- [EXERCISE GOAL]: Quote every line as given.

- [DATA TO USE]:
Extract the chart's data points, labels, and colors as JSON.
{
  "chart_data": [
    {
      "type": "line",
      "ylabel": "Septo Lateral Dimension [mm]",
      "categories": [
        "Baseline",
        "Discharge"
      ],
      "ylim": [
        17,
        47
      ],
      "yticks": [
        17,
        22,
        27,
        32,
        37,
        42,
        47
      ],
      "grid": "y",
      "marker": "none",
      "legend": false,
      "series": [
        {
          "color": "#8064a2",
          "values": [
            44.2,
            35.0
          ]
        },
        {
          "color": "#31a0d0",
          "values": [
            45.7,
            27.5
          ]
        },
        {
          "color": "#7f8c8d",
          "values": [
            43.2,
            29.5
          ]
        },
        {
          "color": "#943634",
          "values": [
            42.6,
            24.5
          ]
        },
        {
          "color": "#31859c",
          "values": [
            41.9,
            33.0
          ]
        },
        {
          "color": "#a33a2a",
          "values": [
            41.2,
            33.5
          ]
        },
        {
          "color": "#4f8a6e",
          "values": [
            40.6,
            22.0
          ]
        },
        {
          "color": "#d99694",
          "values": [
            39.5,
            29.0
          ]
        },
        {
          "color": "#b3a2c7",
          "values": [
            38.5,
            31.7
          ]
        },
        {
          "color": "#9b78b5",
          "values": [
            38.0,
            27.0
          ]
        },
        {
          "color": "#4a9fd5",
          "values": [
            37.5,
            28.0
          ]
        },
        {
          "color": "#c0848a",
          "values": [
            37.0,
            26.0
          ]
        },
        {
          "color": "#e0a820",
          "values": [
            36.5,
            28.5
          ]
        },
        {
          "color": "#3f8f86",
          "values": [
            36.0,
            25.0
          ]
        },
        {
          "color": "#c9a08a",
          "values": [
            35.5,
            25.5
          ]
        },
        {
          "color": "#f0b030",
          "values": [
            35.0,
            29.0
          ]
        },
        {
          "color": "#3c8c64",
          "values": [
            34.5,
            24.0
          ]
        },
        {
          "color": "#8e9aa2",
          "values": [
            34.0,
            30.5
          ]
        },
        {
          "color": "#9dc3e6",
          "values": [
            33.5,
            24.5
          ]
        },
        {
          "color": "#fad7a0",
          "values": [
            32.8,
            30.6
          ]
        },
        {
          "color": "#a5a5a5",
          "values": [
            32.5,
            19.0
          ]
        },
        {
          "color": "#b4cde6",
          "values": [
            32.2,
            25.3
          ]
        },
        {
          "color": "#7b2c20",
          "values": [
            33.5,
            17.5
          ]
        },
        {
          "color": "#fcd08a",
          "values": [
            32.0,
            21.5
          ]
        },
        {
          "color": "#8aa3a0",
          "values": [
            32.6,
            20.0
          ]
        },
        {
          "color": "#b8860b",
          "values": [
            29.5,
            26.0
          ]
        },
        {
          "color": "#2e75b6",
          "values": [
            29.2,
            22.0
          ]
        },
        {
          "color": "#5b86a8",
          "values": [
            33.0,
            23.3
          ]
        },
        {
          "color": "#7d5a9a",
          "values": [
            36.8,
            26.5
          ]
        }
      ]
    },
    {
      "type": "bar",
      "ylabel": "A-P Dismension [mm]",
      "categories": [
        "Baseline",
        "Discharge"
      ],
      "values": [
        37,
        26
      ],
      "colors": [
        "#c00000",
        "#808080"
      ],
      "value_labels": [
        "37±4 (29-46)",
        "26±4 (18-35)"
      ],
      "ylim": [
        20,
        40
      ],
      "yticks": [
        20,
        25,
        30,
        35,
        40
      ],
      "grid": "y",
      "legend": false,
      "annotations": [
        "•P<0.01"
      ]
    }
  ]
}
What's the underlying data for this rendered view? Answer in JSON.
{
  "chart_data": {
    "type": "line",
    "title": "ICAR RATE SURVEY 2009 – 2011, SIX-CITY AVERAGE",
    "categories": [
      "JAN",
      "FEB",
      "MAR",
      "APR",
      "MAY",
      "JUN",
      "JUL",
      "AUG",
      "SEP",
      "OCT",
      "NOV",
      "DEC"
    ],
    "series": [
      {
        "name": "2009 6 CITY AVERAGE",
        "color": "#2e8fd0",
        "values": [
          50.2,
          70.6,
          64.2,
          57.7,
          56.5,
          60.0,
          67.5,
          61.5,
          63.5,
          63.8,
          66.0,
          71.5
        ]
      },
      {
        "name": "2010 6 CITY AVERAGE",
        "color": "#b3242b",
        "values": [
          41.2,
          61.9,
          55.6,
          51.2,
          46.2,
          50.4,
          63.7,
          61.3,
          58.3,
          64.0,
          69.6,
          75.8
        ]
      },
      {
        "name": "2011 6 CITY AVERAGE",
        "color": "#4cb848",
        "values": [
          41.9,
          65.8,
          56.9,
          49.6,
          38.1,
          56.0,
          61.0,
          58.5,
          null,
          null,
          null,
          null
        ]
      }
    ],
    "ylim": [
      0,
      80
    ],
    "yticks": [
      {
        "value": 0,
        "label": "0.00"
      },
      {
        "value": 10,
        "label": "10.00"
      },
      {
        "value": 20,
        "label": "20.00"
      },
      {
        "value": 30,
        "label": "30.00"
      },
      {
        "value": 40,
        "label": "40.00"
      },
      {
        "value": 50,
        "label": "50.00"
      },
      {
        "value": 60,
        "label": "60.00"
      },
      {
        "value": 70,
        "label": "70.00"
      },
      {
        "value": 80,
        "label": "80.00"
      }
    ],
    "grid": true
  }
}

- [TASK ANSWER]:
Extract the chart's data points, labels, and colors as JSON.
{
  "chart_data": [
    {
      "type": "line",
      "ylabel": "Septo Lateral Dimension [mm]",
      "categories": [
        "Baseline",
        "Discharge"
      ],
      "ylim": [
        17,
        47
      ],
      "yticks": [
        17,
        22,
        27,
        32,
        37,
        42,
        47
      ],
      "grid": "y",
      "marker": "none",
      "legend": false,
      "series": [
        {
          "color": "#8064a2",
          "values": [
            44.2,
            35.0
          ]
        },
        {
          "color": "#31a0d0",
          "values": [
            45.7,
            27.5
          ]
        },
        {
          "color": "#7f8c8d",
          "values": [
            43.2,
            29.5
          ]
        },
        {
          "color": "#943634",
          "values": [
            42.6,
            24.5
          ]
        },
        {
          "color": "#31859c",
          "values": [
            41.9,
            33.0
          ]
        },
        {
          "color": "#a33a2a",
          "values": [
            41.2,
            33.5
          ]
        },
        {
          "color": "#4f8a6e",
          "values": [
            40.6,
            22.0
          ]
        },
        {
          "color": "#d99694",
          "values": [
            39.5,
            29.0
          ]
        },
        {
          "color": "#b3a2c7",
          "values": [
            38.5,
            31.7
          ]
        },
        {
          "color": "#9b78b5",
          "values": [
            38.0,
            27.0
          ]
        },
        {
          "color": "#4a9fd5",
          "values": [
            37.5,
            28.0
          ]
        },
        {
          "color": "#c0848a",
          "values": [
            37.0,
            26.0
          ]
        },
        {
          "color": "#e0a820",
          "values": [
            36.5,
            28.5
          ]
        },
        {
          "color": "#3f8f86",
          "values": [
            36.0,
            25.0
          ]
        },
        {
          "color": "#c9a08a",
          "values": [
            35.5,
            25.5
          ]
        },
        {
          "color": "#f0b030",
          "values": [
            35.0,
            29.0
          ]
        },
        {
          "color": "#3c8c64",
          "values": [
            34.5,
            24.0
          ]
        },
        {
          "color": "#8e9aa2",
          "values": [
            34.0,
            30.5
          ]
        },
        {
          "color": "#9dc3e6",
          "values": [
            33.5,
            24.5
          ]
        },
        {
          "color": "#fad7a0",
          "values": [
            32.8,
            30.6
          ]
        },
        {
          "color": "#a5a5a5",
          "values": [
            32.5,
            19.0
          ]
        },
        {
          "color": "#b4cde6",
          "values": [
            32.2,
            25.3
          ]
        },
        {
          "color": "#7b2c20",
          "values": [
            33.5,
            17.5
          ]
        },
        {
          "color": "#fcd08a",
          "values": [
            32.0,
            21.5
          ]
        },
        {
          "color": "#8aa3a0",
          "values": [
            32.6,
            20.0
          ]
        },
        {
          "color": "#b8860b",
          "values": [
            29.5,
            26.0
          ]
        },
        {
          "color": "#2e75b6",
          "values": [
            29.2,
            22.0
          ]
        },
        {
          "color": "#5b86a8",
          "values": [
            33.0,
            23.3
          ]
        },
        {
          "color": "#7d5a9a",
          "values": [
            36.8,
            26.5
          ]
        }
      ]
    },
    {
      "type": "bar",
      "ylabel": "A-P Dismension [mm]",
      "categories": [
        "Baseline",
        "Discharge"
      ],
      "values": [
        37,
        26
      ],
      "colors": [
        "#c00000",
        "#808080"
      ],
      "value_labels": [
        "37±4 (29-46)",
        "26±4 (18-35)"
      ],
      "ylim": [
        20,
        40
      ],
      "yticks": [
        20,
        25,
        30,
        35,
        40
      ],
      "grid": "y",
      "legend": false,
      "annotations": [
        "•P<0.01"
      ]
    }
  ]
}
What's the underlying data for this rendered view? Answer in JSON.
{
  "chart_data": {
    "type": "line",
    "title": "ICAR RATE SURVEY 2009 – 2011, SIX-CITY AVERAGE",
    "categories": [
      "JAN",
      "FEB",
      "MAR",
      "APR",
      "MAY",
      "JUN",
      "JUL",
      "AUG",
      "SEP",
      "OCT",
      "NOV",
      "DEC"
    ],
    "series": [
      {
        "name": "2009 6 CITY AVERAGE",
        "color": "#2e8fd0",
        "values": [
          50.2,
          70.6,
          64.2,
          57.7,
          56.5,
          60.0,
          67.5,
          61.5,
          63.5,
          63.8,
          66.0,
          71.5
        ]
      },
      {
        "name": "2010 6 CITY AVERAGE",
        "color": "#b3242b",
        "values": [
          41.2,
          61.9,
          55.6,
          51.2,
          46.2,
          50.4,
          63.7,
          61.3,
          58.3,
          64.0,
          69.6,
          75.8
        ]
      },
      {
        "name": "2011 6 CITY AVERAGE",
        "color": "#4cb848",
        "values": [
          41.9,
          65.8,
          56.9,
          49.6,
          38.1,
          56.0,
          61.0,
          58.5,
          null,
          null,
          null,
          null
        ]
      }
    ],
    "ylim": [
      0,
      80
    ],
    "yticks": [
      {
        "value": 0,
        "label": "0.00"
      },
      {
        "value": 10,
        "label": "10.00"
      },
      {
        "value": 20,
        "label": "20.00"
      },
      {
        "value": 30,
        "label": "30.00"
      },
      {
        "value": 40,
        "label": "40.00"
      },
      {
        "value": 50,
        "label": "50.00"
      },
      {
        "value": 60,
        "label": "60.00"
      },
      {
        "value": 70,
        "label": "70.00"
      },
      {
        "value": 80,
        "label": "80.00"
      }
    ],
    "grid": true
  }
}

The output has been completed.